:: Work required ::
Give the data below again exactly as it stands. Omit the pictures.

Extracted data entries

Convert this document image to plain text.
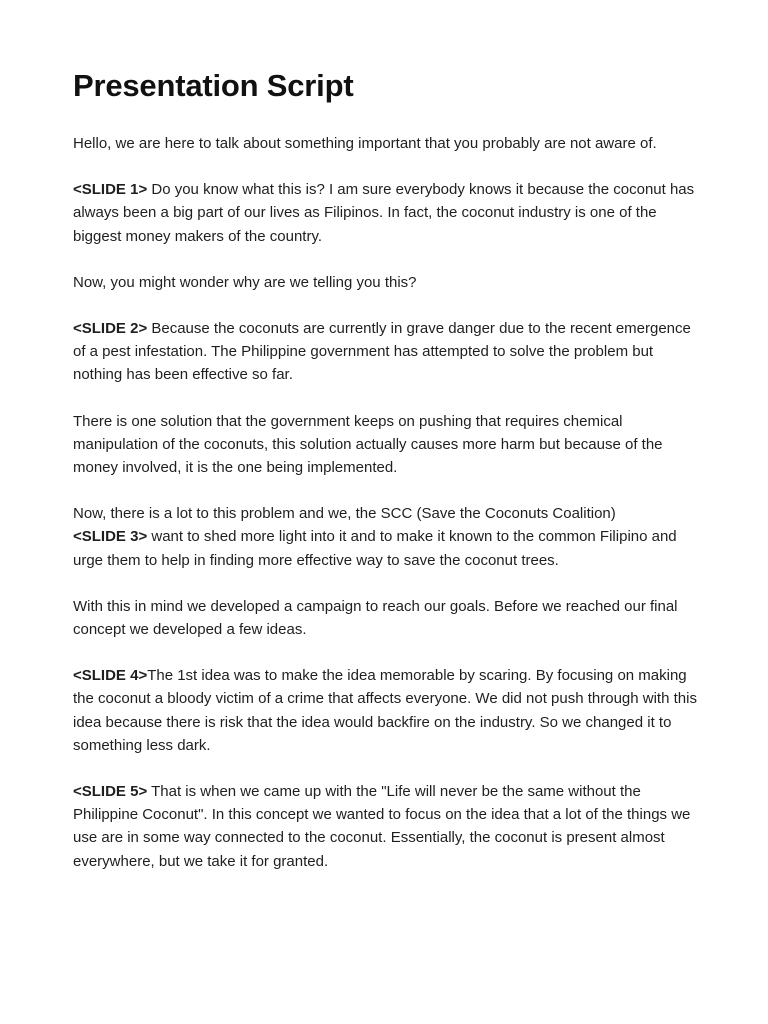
Presentation Script

Hello, we are here to talk about something important that you probably are not aware of.

<SLIDE 1> Do you know what this is? I am sure everybody knows it because the coconut has always been a big part of our lives as Filipinos. In fact, the coconut industry is one of the biggest money makers of the country.

Now, you might wonder why are we telling you this?

<SLIDE 2> Because the coconuts are currently in grave danger due to the recent emergence of a pest infestation. The Philippine government has attempted to solve the problem but nothing has been effective so far.

There is one solution that the government keeps on pushing that requires chemical manipulation of the coconuts, this solution actually causes more harm but because of the money involved, it is the one being implemented.

Now, there is a lot to this problem and we, the SCC (Save the Coconuts Coalition)
<SLIDE 3> want to shed more light into it and to make it known to the common Filipino and urge them to help in finding more effective way to save the coconut trees.

With this in mind we developed a campaign to reach our goals. Before we reached our final concept we developed a few ideas.

<SLIDE 4>The 1st idea was to make the idea memorable by scaring. By focusing on making the coconut a bloody victim of a crime that affects everyone. We did not push through with this idea because there is risk that the idea would backfire on the industry. So we changed it to something less dark.

<SLIDE 5> That is when we came up with the "Life will never be the same without the Philippine Coconut". In this concept we wanted to focus on the idea that a lot of the things we use are in some way connected to the coconut. Essentially, the coconut is present almost everywhere, but we take it for granted.
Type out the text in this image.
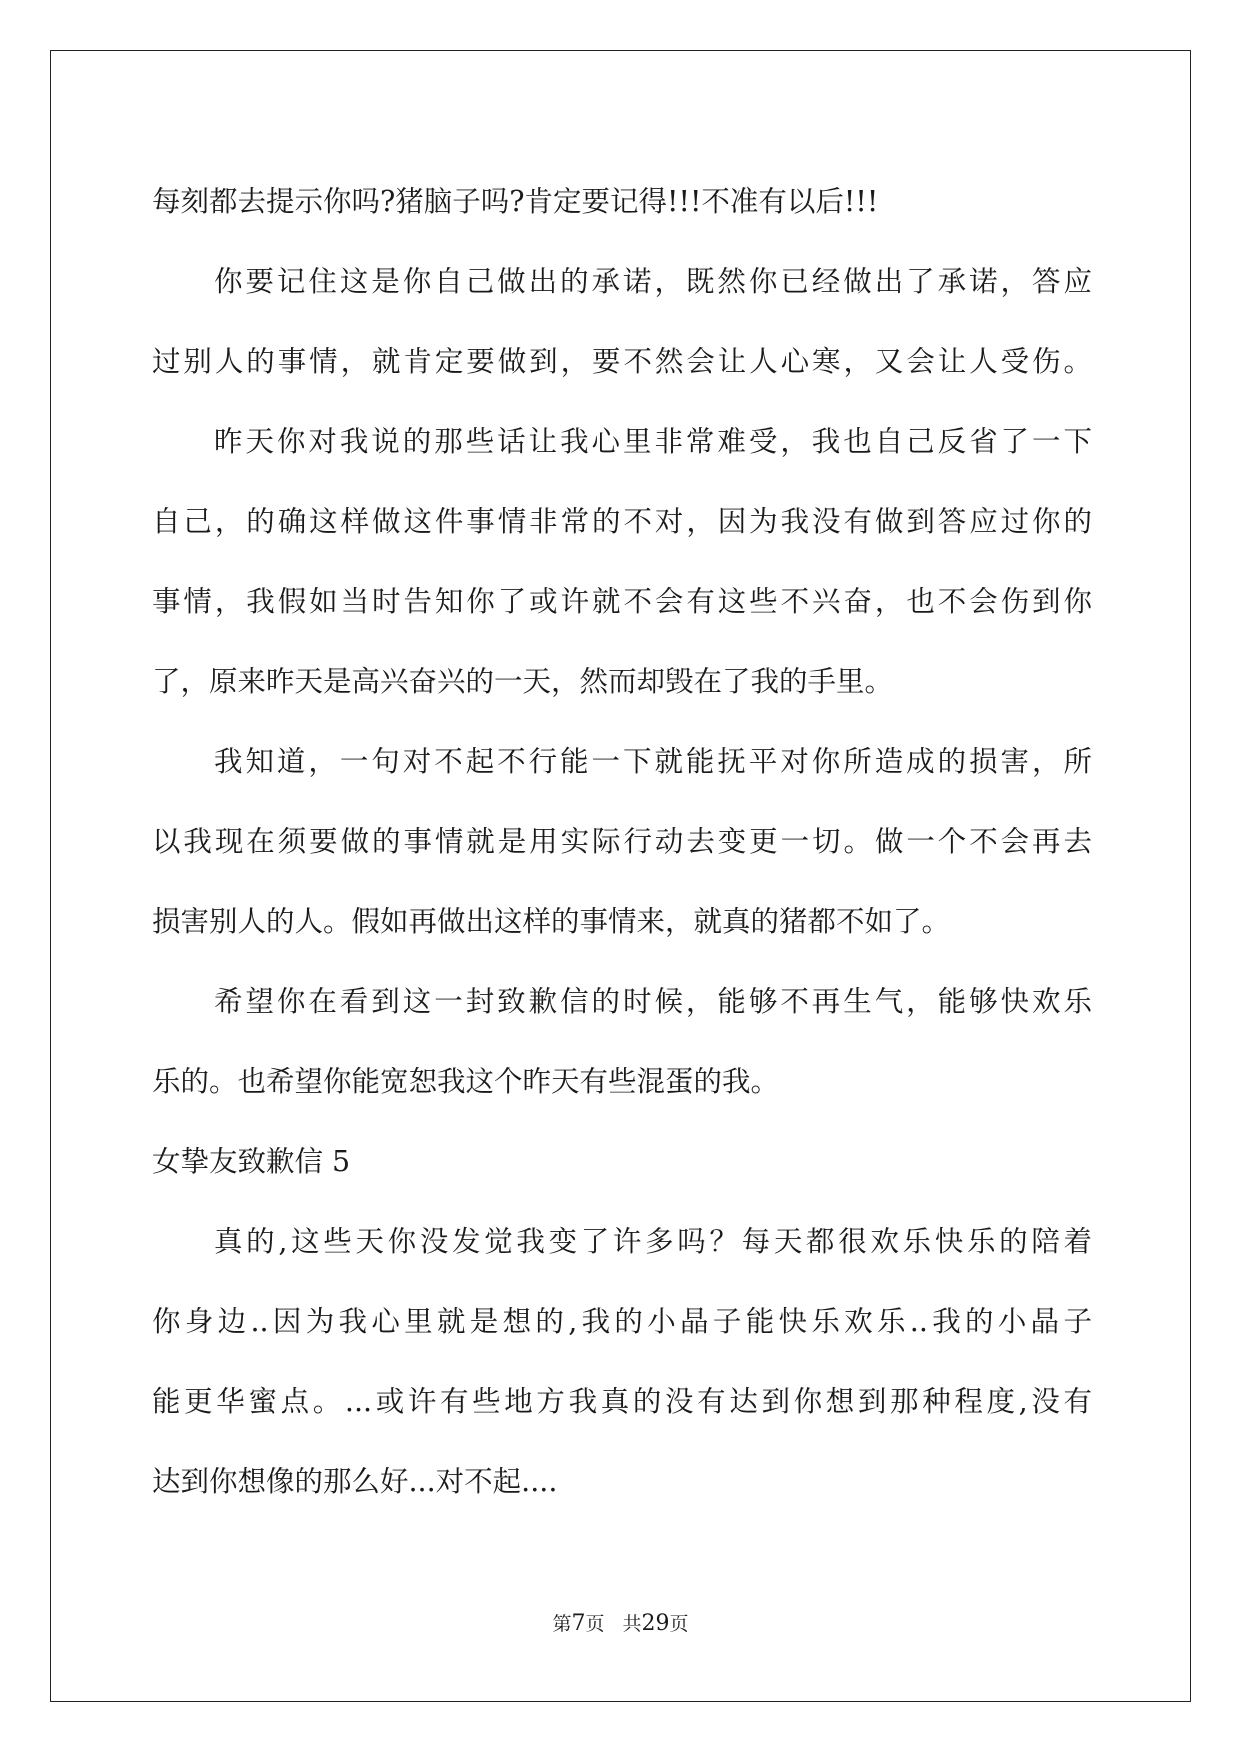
每刻都去提示你吗?猪脑子吗?肯定要记得!!!不准有以后!!!
你要记住这是你自己做出的承诺，既然你已经做出了承诺，答应
过别人的事情，就肯定要做到，要不然会让人心寒，又会让人受伤。
昨天你对我说的那些话让我心里非常难受，我也自己反省了一下
自己，的确这样做这件事情非常的不对，因为我没有做到答应过你的
事情，我假如当时告知你了或许就不会有这些不兴奋，也不会伤到你
了，原来昨天是高兴奋兴的一天，然而却毁在了我的手里。
我知道，一句对不起不行能一下就能抚平对你所造成的损害，所
以我现在须要做的事情就是用实际行动去变更一切。做一个不会再去
损害别人的人。假如再做出这样的事情来，就真的猪都不如了。
希望你在看到这一封致歉信的时候，能够不再生气，能够快欢乐
乐的。也希望你能宽恕我这个昨天有些混蛋的我。
女挚友致歉信 5
真的,这些天你没发觉我变了许多吗？每天都很欢乐快乐的陪着
你身边..因为我心里就是想的,我的小晶子能快乐欢乐..我的小晶子
能更华蜜点。...或许有些地方我真的没有达到你想到那种程度,没有
达到你想像的那么好...对不起....
第7页 共29页
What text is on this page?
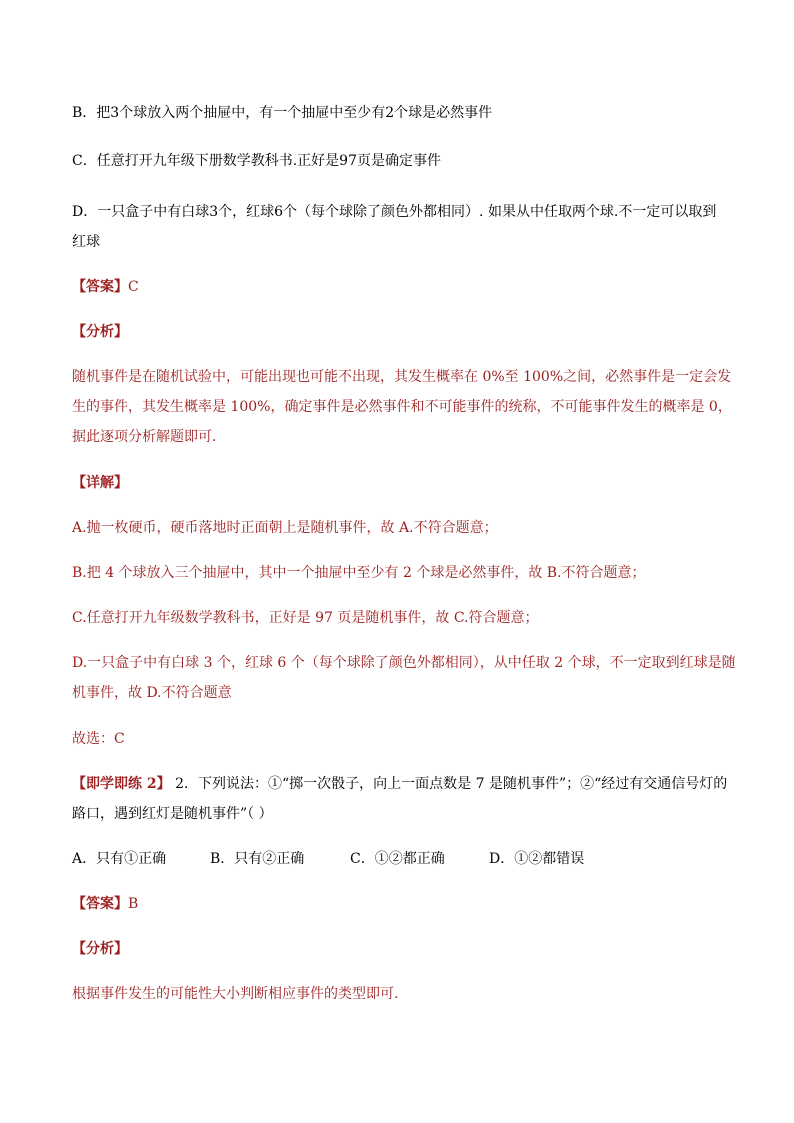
B．把3个球放入两个抽屉中，有一个抽屉中至少有2个球是必然事件
C．任意打开九年级下册数学教科书.正好是97页是确定事件
D．一只盒子中有白球3个，红球6个（每个球除了颜色外都相同）. 如果从中任取两个球.不一定可以取到
红球
【答案】C
【分析】
随机事件是在随机试验中，可能出现也可能不出现，其发生概率在 0%至 100%之间，必然事件是一定会发
生的事件，其发生概率是 100%，确定事件是必然事件和不可能事件的统称，不可能事件发生的概率是 0，
据此逐项分析解题即可．
【详解】
A.抛一枚硬币，硬币落地时正面朝上是随机事件，故 A.不符合题意；
B.把 4 个球放入三个抽屉中，其中一个抽屉中至少有 2 个球是必然事件，故 B.不符合题意；
C.任意打开九年级数学教科书，正好是 97 页是随机事件，故 C.符合题意；
D.一只盒子中有白球 3 个，红球 6 个（每个球除了颜色外都相同），从中任取 2 个球，不一定取到红球是随
机事件，故 D.不符合题意
故选：C
【即学即练 2】 2．下列说法：①“掷一次骰子，向上一面点数是 7 是随机事件”；②“经过有交通信号灯的
路口，遇到红灯是随机事件”（ ）
A．只有①正确	B．只有②正确	C．①②都正确	D．①②都错误
【答案】B
【分析】
根据事件发生的可能性大小判断相应事件的类型即可.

:: Exercise output ::
Convert this document image to plain text.
Presentation Script

Hello, we are here to talk about something important that you probably are not aware of.

<SLIDE 1> Do you know what this is? I am sure everybody knows it because the coconut has always been a big part of our lives as Filipinos. In fact, the coconut industry is one of the biggest money makers of the country.

Now, you might wonder why are we telling you this?

<SLIDE 2> Because the coconuts are currently in grave danger due to the recent emergence of a pest infestation. The Philippine government has attempted to solve the problem but nothing has been effective so far.

There is one solution that the government keeps on pushing that requires chemical manipulation of the coconuts, this solution actually causes more harm but because of the money involved, it is the one being implemented.

Now, there is a lot to this problem and we, the SCC (Save the Coconuts Coalition)
<SLIDE 3> want to shed more light into it and to make it known to the common Filipino and urge them to help in finding more effective way to save the coconut trees.

With this in mind we developed a campaign to reach our goals. Before we reached our final concept we developed a few ideas.

<SLIDE 4>The 1st idea was to make the idea memorable by scaring. By focusing on making the coconut a bloody victim of a crime that affects everyone. We did not push through with this idea because there is risk that the idea would backfire on the industry. So we changed it to something less dark.

<SLIDE 5> That is when we came up with the "Life will never be the same without the Philippine Coconut". In this concept we wanted to focus on the idea that a lot of the things we use are in some way connected to the coconut. Essentially, the coconut is present almost everywhere, but we take it for granted.
Type out the text in this image.
每刻都去提示你吗?猪脑子吗?肯定要记得!!!不准有以后!!!
你要记住这是你自己做出的承诺，既然你已经做出了承诺，答应
过别人的事情，就肯定要做到，要不然会让人心寒，又会让人受伤。
昨天你对我说的那些话让我心里非常难受，我也自己反省了一下
自己，的确这样做这件事情非常的不对，因为我没有做到答应过你的
事情，我假如当时告知你了或许就不会有这些不兴奋，也不会伤到你
了，原来昨天是高兴奋兴的一天，然而却毁在了我的手里。
我知道，一句对不起不行能一下就能抚平对你所造成的损害，所
以我现在须要做的事情就是用实际行动去变更一切。做一个不会再去
损害别人的人。假如再做出这样的事情来，就真的猪都不如了。
希望你在看到这一封致歉信的时候，能够不再生气，能够快欢乐
乐的。也希望你能宽恕我这个昨天有些混蛋的我。
女挚友致歉信 5
真的,这些天你没发觉我变了许多吗？每天都很欢乐快乐的陪着
你身边..因为我心里就是想的,我的小晶子能快乐欢乐..我的小晶子
能更华蜜点。...或许有些地方我真的没有达到你想到那种程度,没有
达到你想像的那么好...对不起....
第7页 共29页
What text is on this page?
B．把3个球放入两个抽屉中，有一个抽屉中至少有2个球是必然事件
C．任意打开九年级下册数学教科书.正好是97页是确定事件
D．一只盒子中有白球3个，红球6个（每个球除了颜色外都相同）. 如果从中任取两个球.不一定可以取到
红球
【答案】C
【分析】
随机事件是在随机试验中，可能出现也可能不出现，其发生概率在 0%至 100%之间，必然事件是一定会发
生的事件，其发生概率是 100%，确定事件是必然事件和不可能事件的统称，不可能事件发生的概率是 0，
据此逐项分析解题即可．
【详解】
A.抛一枚硬币，硬币落地时正面朝上是随机事件，故 A.不符合题意；
B.把 4 个球放入三个抽屉中，其中一个抽屉中至少有 2 个球是必然事件，故 B.不符合题意；
C.任意打开九年级数学教科书，正好是 97 页是随机事件，故 C.符合题意；
D.一只盒子中有白球 3 个，红球 6 个（每个球除了颜色外都相同），从中任取 2 个球，不一定取到红球是随
机事件，故 D.不符合题意
故选：C
【即学即练 2】 2．下列说法：①“掷一次骰子，向上一面点数是 7 是随机事件”；②“经过有交通信号灯的
路口，遇到红灯是随机事件”（ ）
A．只有①正确	B．只有②正确	C．①②都正确	D．①②都错误
【答案】B
【分析】
根据事件发生的可能性大小判断相应事件的类型即可.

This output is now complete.